* **PROBLEM STATEMENT**: List each line of the data in which the string "缓解了碳排放" appears.

***** DATA SUPPLIED *****

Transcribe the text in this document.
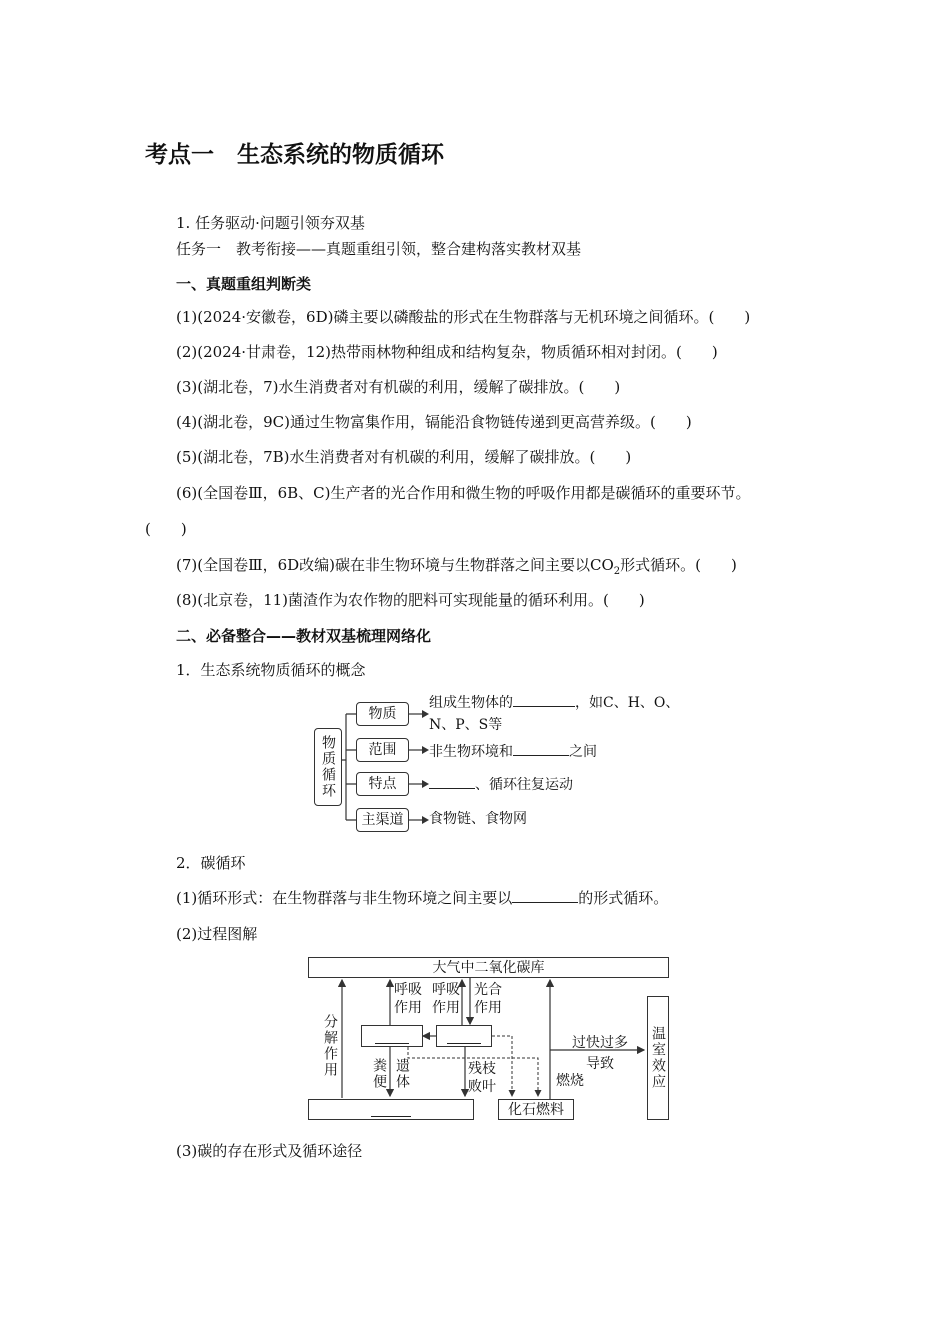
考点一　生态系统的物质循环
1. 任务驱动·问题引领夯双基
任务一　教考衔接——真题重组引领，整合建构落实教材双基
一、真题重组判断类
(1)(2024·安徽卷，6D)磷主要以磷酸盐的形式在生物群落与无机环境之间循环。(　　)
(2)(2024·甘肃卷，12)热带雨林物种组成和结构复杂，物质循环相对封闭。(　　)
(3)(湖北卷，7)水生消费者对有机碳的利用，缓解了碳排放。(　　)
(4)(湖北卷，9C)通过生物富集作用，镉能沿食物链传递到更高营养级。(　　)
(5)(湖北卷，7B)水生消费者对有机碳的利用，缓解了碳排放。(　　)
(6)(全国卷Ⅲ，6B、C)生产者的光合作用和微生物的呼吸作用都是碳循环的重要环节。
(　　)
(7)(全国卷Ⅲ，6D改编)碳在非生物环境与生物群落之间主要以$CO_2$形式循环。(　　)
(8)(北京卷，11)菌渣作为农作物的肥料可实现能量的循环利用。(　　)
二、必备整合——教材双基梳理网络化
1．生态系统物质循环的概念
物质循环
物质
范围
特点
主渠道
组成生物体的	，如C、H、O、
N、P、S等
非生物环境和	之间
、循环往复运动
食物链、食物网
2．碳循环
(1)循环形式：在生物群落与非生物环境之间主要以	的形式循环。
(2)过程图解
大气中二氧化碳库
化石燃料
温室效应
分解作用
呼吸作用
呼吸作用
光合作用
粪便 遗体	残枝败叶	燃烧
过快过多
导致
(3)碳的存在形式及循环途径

*****
***** DATA SUPPLIED *****

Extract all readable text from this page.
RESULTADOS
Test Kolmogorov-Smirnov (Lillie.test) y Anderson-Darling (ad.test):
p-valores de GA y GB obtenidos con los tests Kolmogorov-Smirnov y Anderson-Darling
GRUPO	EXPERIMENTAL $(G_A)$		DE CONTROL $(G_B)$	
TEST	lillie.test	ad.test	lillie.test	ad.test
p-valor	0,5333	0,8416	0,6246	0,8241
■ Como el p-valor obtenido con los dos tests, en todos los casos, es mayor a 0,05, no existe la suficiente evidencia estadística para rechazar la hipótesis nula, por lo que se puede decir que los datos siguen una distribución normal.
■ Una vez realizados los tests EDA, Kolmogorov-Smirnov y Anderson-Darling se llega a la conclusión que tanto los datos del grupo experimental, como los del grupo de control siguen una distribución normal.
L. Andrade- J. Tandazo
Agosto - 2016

*****

* **RESULT OF THE TASK**:
(3)(湖北卷，7)水生消费者对有机碳的利用，缓解了碳排放。(　　)
(5)(湖北卷，7B)水生消费者对有机碳的利用，缓解了碳排放。(　　)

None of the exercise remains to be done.